Finally, due to potential uncertainty in the suitability coefficients, we carried out a sensitivity analysis to assess the effects on the MSVPA response variables produced by perturbations of these parameters. We used a 10% perturbation (positive or negative) and followed the methodology from ICES (1991), wherein a response variable was considered insensitive if the effect produced by a 10% perturbation was smaller than 3%. The response variables chosen for this sensitivity analysis were adult abundances (N3+), total abundances, and average (1990– 2007) M2 at age for SBW and Hoki. The first two response variables were chosen due to the potential role of predation on SBW and Hoki population dynamics.

We used the same methodology (equations 12 and 13) to analyze the results of the sensitivity analysis; in this case, X0 was the value of the response variable without perturbation and Xi corresponded to the perturbed response variable.

RESULTS

Our results included estimates of total population abundance (age 0 to the maximum age), adult abundance N3+ (age 3 to the maximum age), and recruitment (age 0). For Hoki and SBW, we also evaluated the temporal trend in M2 at age and the average M2 at age.

Estimates of Southern Hake adult abundance from the MSVPA model and the single-species model were similar and exhibited the same temporal trend, with an MRE of 8.8%. Similar scenarios were observed for total abundance (MRE = 7.9%) and recruitment (MRE = 5.2%) of Southern Hake. Likewise, for Kingklip, the MREs comparing estimates from the MSVPA model and the single-species model were 5.6% for adult abundance, 3.2% for total abundance, and 2.7% for recruitment.

The temporal trends in Hoki adult abundance and total abundance estimates from the single-species and MSVPA models are shown in Figure 2. In general, temporal trends from the two models were consistent, showing a period of high adult abundance followed by a period in which abundance seemed to stabilize at a lower level (Figure 2a). The MRE for adult abundance estimates was 4.4%, and the MDARE was 26.16%. In contrast, estimates of Hoki total abundance (ages 0–14) differed between the two models. The MSVPA estimates were larger than the single-species model estimates (Figure 2b) during the period of time evaluated by the stock assessment, and the MRE was 384.5%.

FIGURE 2.

Comparison of estimates from the multispecies virtual population analysis (MSVPA) model and the Chilean Instituto de Fomento Pesquero (IFOP; i.e., single-species) model for the southern Chilean demersal fishery: (a) Hoki adult abundance and (b) Hoki total abundance.

f02_350.jpg

For SBW, adult abundance estimates were consistent between the MSVPA and single-species models and exhibited a noticeable decreasing temporal trend (Figure 3a). The MSVPA estimates of SBW adult abundance were smaller than the single-species model estimates most of the time; the MRE was -10.6%, and the MDARE was 11.5%. The total abundance estimates (ages 1–18) for SBW presented a similar scenario, with a decreasing trend; the MSVPA estimates varied from 1.5 × 108 individuals (in 2007) to 3.6 × 109 individuals (in 1990). The IFOP estimates of total abundance followed the same temporal trend, with a minimum occurring in 2007 (2.0 × 108 individuals) and a maximum observed in 1990 (4.6 × 109 individuals).

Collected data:
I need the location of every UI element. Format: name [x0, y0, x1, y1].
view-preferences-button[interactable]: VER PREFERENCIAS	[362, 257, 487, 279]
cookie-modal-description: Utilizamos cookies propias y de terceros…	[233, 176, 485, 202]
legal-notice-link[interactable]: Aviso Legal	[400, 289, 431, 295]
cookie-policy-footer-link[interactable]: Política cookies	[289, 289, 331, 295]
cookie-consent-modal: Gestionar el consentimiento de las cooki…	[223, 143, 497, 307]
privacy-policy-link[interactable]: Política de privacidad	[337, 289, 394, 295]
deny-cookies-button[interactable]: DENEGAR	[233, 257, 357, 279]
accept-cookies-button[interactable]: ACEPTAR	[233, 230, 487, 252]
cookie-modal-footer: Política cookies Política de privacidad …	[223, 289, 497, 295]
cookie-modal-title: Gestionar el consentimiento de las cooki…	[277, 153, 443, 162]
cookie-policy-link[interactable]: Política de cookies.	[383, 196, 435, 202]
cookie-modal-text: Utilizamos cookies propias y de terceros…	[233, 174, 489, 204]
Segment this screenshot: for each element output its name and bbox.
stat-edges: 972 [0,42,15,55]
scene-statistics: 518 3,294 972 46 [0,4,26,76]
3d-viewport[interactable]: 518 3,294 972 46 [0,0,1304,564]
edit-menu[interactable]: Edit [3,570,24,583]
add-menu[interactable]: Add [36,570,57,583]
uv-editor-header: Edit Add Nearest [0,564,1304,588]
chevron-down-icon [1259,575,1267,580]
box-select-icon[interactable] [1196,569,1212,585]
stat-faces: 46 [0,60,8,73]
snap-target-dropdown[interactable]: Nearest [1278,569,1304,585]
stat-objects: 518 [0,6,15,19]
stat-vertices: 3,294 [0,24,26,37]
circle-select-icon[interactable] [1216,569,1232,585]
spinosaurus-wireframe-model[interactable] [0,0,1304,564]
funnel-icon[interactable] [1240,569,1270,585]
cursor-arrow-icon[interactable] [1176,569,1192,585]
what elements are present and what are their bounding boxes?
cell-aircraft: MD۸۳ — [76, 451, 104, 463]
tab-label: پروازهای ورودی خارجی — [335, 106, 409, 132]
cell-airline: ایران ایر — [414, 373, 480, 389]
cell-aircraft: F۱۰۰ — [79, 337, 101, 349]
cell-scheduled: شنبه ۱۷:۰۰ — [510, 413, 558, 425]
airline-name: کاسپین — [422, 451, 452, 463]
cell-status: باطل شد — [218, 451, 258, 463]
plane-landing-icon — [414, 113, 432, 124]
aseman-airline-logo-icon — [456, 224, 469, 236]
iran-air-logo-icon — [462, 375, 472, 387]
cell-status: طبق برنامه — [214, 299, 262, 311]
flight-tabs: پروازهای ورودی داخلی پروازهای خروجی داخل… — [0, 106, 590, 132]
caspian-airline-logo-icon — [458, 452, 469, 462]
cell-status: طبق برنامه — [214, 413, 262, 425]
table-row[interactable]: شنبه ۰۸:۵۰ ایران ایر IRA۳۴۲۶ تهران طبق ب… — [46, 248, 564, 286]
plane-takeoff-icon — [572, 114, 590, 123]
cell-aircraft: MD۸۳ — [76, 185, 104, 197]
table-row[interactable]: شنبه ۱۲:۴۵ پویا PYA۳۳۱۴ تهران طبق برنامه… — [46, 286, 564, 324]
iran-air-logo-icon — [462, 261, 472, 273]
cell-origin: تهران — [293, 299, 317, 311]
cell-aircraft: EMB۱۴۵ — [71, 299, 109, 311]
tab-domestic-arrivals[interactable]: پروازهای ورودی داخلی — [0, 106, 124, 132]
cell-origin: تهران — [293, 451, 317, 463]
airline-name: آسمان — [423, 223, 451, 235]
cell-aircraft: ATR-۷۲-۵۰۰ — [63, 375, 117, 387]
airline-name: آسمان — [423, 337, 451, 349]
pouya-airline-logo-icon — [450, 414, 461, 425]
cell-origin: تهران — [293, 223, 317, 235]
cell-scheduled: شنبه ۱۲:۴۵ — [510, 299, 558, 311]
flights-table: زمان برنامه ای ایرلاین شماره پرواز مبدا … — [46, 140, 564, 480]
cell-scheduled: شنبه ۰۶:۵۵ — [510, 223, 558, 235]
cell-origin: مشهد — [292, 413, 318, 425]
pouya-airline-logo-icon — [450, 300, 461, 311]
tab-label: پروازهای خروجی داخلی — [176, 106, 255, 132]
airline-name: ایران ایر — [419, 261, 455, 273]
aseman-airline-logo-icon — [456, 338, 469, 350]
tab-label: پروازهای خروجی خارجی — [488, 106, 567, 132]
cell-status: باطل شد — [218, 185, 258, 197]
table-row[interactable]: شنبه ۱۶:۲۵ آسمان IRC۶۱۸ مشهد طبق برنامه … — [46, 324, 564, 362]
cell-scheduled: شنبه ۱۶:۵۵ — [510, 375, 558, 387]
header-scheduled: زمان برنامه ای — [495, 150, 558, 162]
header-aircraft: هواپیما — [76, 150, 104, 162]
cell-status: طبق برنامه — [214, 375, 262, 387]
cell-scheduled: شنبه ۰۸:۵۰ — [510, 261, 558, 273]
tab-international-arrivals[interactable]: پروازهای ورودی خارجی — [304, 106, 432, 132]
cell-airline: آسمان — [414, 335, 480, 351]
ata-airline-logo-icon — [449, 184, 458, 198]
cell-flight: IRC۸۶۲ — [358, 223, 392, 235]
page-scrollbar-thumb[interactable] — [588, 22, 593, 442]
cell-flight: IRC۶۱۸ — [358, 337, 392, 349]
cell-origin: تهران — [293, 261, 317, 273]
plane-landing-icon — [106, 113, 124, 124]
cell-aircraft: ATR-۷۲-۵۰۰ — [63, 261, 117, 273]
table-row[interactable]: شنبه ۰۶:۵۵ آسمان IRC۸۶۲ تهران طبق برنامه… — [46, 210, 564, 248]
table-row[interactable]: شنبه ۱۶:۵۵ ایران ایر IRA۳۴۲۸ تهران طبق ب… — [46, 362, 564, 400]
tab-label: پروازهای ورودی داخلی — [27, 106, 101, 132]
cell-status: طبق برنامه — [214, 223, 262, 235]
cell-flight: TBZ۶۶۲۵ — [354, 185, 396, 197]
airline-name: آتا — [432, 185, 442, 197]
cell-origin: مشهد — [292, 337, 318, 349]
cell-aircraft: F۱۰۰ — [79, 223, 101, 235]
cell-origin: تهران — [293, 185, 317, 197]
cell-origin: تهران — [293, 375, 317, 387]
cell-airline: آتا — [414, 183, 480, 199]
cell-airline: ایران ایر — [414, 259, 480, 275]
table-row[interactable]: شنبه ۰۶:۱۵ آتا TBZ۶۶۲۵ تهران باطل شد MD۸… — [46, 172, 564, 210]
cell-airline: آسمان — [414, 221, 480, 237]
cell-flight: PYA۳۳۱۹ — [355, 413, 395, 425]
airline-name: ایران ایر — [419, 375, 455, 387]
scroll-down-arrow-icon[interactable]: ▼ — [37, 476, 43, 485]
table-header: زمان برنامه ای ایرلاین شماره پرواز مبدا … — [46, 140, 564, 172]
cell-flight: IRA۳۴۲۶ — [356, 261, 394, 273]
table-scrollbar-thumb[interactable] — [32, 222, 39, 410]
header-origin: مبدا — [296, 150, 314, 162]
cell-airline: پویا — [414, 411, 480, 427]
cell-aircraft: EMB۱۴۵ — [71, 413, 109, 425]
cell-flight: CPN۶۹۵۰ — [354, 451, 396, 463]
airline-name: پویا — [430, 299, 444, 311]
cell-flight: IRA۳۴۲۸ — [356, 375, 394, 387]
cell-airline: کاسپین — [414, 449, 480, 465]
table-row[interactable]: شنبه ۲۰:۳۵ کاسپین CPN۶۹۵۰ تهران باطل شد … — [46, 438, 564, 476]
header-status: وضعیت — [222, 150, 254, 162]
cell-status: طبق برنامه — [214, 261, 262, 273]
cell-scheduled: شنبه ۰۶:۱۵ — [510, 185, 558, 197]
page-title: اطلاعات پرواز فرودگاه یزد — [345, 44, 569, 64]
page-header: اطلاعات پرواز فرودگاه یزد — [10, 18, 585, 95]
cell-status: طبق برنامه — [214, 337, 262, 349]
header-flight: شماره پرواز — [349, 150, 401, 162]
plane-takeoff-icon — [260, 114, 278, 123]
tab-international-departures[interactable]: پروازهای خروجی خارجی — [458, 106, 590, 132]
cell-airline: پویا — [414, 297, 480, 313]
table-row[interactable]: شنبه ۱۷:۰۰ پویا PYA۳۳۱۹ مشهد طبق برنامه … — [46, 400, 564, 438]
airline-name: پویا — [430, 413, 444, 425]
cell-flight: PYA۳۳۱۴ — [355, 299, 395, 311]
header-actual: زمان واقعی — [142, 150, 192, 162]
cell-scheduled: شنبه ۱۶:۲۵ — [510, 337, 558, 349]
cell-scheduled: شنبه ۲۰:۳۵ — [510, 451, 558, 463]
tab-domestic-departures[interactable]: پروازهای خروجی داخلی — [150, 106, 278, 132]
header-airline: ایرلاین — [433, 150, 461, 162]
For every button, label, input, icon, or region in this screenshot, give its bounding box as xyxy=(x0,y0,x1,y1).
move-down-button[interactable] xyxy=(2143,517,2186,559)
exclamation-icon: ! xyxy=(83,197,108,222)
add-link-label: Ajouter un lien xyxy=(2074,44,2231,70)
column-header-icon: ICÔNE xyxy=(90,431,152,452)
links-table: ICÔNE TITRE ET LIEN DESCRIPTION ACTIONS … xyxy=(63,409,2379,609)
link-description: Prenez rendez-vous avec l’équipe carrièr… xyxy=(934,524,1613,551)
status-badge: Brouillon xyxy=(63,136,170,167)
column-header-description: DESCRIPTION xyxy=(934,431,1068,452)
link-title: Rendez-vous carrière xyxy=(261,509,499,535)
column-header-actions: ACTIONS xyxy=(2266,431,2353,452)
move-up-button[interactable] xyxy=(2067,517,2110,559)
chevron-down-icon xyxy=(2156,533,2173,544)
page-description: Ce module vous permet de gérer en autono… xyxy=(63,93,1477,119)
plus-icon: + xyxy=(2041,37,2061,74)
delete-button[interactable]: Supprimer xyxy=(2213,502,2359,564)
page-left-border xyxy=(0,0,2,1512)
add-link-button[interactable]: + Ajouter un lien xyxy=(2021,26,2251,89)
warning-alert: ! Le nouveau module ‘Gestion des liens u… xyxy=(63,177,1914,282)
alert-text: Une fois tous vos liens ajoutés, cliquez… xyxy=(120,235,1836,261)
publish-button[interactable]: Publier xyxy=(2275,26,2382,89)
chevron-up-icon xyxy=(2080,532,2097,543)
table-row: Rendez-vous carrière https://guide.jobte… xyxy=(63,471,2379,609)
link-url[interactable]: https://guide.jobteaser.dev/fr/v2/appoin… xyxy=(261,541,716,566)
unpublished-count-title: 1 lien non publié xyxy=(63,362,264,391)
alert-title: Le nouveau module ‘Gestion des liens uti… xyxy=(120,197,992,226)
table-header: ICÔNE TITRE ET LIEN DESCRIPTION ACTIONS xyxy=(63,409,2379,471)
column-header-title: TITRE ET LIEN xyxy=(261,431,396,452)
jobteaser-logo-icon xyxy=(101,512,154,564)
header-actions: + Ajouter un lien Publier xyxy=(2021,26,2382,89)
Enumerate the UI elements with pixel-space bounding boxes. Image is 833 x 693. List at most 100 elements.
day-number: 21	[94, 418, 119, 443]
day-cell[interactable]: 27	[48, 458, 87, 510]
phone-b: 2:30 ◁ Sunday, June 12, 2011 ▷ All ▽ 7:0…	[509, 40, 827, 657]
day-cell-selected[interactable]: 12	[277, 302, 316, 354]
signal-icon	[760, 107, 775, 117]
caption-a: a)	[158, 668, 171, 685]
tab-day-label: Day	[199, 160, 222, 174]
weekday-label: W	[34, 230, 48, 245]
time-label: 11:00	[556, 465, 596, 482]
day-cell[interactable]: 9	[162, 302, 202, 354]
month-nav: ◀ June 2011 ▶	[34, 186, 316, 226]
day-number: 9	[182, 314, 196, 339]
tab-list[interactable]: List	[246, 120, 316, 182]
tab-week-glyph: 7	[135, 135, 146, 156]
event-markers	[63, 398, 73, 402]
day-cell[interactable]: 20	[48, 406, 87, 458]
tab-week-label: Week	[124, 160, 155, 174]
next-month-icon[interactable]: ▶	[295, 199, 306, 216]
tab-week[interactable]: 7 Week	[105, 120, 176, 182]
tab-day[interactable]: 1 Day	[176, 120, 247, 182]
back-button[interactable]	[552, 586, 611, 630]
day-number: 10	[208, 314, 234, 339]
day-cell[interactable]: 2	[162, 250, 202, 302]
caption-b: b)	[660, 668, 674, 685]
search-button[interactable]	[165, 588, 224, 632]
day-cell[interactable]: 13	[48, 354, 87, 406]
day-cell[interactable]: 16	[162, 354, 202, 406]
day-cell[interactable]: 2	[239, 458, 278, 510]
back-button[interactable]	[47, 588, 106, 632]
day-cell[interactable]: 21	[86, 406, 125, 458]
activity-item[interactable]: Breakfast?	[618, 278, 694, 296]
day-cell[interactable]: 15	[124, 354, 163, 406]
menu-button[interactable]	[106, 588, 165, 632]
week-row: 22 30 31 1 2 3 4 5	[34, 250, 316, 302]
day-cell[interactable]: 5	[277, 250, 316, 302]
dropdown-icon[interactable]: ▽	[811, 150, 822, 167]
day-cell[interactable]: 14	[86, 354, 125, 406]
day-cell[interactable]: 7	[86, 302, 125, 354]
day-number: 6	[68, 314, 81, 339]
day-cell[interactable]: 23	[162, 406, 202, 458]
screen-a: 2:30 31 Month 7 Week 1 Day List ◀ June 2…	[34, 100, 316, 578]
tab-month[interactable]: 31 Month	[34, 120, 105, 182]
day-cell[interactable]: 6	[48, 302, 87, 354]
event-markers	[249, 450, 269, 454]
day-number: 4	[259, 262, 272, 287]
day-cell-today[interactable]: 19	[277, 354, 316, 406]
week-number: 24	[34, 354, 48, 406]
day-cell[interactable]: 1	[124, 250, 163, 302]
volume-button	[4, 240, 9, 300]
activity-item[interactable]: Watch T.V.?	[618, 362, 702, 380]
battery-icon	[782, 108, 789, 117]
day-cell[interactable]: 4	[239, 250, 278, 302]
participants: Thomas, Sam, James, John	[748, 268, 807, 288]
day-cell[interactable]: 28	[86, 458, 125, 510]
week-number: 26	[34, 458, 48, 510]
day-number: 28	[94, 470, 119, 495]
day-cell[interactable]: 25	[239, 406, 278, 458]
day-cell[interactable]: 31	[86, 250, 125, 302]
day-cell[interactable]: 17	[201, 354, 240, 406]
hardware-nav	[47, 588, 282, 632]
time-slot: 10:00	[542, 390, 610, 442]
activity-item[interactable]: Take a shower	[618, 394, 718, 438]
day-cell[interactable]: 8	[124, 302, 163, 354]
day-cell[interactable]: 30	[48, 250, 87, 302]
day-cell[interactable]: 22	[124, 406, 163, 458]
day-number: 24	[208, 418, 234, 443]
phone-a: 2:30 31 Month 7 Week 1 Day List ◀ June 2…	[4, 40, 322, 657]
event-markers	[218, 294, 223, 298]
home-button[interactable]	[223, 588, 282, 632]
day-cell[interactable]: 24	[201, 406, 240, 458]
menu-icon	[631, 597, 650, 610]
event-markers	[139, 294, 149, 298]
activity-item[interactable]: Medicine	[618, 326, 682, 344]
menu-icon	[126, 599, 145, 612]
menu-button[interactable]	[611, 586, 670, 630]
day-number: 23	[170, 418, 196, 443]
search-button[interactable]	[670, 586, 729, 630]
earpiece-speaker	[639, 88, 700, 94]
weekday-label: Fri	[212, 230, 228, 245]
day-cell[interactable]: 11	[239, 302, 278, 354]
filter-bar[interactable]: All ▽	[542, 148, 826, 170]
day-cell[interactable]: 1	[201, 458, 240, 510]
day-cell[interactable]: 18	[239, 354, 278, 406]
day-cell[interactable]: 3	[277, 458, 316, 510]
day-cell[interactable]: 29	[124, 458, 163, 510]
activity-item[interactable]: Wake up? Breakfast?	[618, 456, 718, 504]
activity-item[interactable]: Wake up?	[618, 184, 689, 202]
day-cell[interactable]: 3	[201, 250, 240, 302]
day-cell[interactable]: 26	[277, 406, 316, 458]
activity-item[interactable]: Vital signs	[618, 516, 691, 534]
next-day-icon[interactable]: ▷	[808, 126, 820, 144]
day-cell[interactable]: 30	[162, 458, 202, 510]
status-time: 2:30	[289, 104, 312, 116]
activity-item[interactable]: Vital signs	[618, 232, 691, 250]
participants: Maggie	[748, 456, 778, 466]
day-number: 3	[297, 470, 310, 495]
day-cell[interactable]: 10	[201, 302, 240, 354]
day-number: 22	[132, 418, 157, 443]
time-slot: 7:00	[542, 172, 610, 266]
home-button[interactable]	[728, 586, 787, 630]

Exercise requirements:
[1] According to the excerpt on the fishery population models, what was the mean relative error (MRE) between the two models' estimates of Hoki total abundance?
[2] Repeat the passage from the fishery models excerpt starting with "Finally, due to" and going on through "Hoki population dynamics.".

Results by task:
[1] The MRE was 384.5%.

[2]
Finally, due to potential uncertainty in the suitability coefficients, we carried out a sensitivity analysis to assess the effects on the MSVPA response variables produced by perturbations of these parameters. We used a 10% perturbation (positive or negative) and followed the methodology from ICES (1991), wherein a response variable was considered insensitive if the effect produced by a 10% perturbation was smaller than 3%. The response variables chosen for this sensitivity analysis were adult abundances (N3+), total abundances, and average (1990– 2007) M2 at age for SBW and Hoki. The first two response variables were chosen due to the potential role of predation on SBW and Hoki population dynamics.